*Material supplied*:
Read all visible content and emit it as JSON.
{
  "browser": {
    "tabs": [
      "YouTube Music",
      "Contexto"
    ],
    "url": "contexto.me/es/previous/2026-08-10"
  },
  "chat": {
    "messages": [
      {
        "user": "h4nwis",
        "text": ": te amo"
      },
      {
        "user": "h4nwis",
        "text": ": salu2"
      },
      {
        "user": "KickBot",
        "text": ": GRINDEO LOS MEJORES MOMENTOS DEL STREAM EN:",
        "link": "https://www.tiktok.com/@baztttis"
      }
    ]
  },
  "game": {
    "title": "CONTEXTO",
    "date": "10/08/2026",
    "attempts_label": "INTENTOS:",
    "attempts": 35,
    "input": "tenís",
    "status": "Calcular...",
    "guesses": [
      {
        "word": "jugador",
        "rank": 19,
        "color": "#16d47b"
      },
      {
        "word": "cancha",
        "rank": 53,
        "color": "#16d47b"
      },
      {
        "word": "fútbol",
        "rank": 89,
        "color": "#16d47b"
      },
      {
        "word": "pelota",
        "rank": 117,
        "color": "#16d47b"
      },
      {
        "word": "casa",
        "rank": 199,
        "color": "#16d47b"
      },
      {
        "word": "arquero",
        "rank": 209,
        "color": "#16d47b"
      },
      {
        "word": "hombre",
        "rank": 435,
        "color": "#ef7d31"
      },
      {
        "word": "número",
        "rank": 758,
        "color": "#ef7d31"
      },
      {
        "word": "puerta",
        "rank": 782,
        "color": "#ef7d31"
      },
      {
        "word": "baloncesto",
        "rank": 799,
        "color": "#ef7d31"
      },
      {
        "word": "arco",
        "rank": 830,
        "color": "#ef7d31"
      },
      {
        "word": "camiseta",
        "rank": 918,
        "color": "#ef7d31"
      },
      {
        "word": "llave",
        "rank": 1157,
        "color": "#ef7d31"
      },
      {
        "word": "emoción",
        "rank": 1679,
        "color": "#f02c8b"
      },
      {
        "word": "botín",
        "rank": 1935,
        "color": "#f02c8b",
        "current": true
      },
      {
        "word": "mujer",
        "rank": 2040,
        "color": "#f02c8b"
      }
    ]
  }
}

*Task to carry out*: Reproduce every line above without error.

*Response for this exercise*:
Read all visible content and emit it as JSON.
{
  "browser": {
    "tabs": [
      "YouTube Music",
      "Contexto"
    ],
    "url": "contexto.me/es/previous/2026-08-10"
  },
  "chat": {
    "messages": [
      {
        "user": "h4nwis",
        "text": ": te amo"
      },
      {
        "user": "h4nwis",
        "text": ": salu2"
      },
      {
        "user": "KickBot",
        "text": ": GRINDEO LOS MEJORES MOMENTOS DEL STREAM EN:",
        "link": "https://www.tiktok.com/@baztttis"
      }
    ]
  },
  "game": {
    "title": "CONTEXTO",
    "date": "10/08/2026",
    "attempts_label": "INTENTOS:",
    "attempts": 35,
    "input": "tenís",
    "status": "Calcular...",
    "guesses": [
      {
        "word": "jugador",
        "rank": 19,
        "color": "#16d47b"
      },
      {
        "word": "cancha",
        "rank": 53,
        "color": "#16d47b"
      },
      {
        "word": "fútbol",
        "rank": 89,
        "color": "#16d47b"
      },
      {
        "word": "pelota",
        "rank": 117,
        "color": "#16d47b"
      },
      {
        "word": "casa",
        "rank": 199,
        "color": "#16d47b"
      },
      {
        "word": "arquero",
        "rank": 209,
        "color": "#16d47b"
      },
      {
        "word": "hombre",
        "rank": 435,
        "color": "#ef7d31"
      },
      {
        "word": "número",
        "rank": 758,
        "color": "#ef7d31"
      },
      {
        "word": "puerta",
        "rank": 782,
        "color": "#ef7d31"
      },
      {
        "word": "baloncesto",
        "rank": 799,
        "color": "#ef7d31"
      },
      {
        "word": "arco",
        "rank": 830,
        "color": "#ef7d31"
      },
      {
        "word": "camiseta",
        "rank": 918,
        "color": "#ef7d31"
      },
      {
        "word": "llave",
        "rank": 1157,
        "color": "#ef7d31"
      },
      {
        "word": "emoción",
        "rank": 1679,
        "color": "#f02c8b"
      },
      {
        "word": "botín",
        "rank": 1935,
        "color": "#f02c8b",
        "current": true
      },
      {
        "word": "mujer",
        "rank": 2040,
        "color": "#f02c8b"
      }
    ]
  }
}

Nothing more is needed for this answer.